/---

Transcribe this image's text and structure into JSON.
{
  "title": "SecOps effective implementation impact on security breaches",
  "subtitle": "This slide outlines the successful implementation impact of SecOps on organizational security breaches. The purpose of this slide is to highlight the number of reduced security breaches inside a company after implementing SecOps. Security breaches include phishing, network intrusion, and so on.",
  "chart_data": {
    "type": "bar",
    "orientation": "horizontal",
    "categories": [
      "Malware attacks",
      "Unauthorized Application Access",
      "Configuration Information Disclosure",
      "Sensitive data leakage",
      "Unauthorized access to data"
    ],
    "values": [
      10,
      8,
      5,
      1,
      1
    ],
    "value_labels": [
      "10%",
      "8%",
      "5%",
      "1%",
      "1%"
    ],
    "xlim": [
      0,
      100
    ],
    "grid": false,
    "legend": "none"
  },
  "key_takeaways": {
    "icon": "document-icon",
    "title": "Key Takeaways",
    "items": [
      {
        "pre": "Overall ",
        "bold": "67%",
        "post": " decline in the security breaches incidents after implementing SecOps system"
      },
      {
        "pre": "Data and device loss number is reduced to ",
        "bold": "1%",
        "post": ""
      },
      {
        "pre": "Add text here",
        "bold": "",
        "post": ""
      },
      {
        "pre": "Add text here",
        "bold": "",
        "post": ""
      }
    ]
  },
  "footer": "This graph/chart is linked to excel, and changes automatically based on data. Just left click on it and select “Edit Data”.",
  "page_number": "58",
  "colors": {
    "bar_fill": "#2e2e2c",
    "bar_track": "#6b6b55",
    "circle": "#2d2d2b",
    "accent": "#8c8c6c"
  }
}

\---

* **Task brief**
Check each line of the records above for "SecOps", and copy those that have it.

* **Correct result**
  "title": "SecOps effective implementation impact on security breaches",
  "subtitle": "This slide outlines the successful implementation impact of SecOps on organizational security breaches. The purpose of this slide is to highlight the number of reduced security breaches inside a company after implementing SecOps. Security breaches include phishing, network intrusion, and so on.",
        "post": " decline in the security breaches incidents after implementing SecOps system"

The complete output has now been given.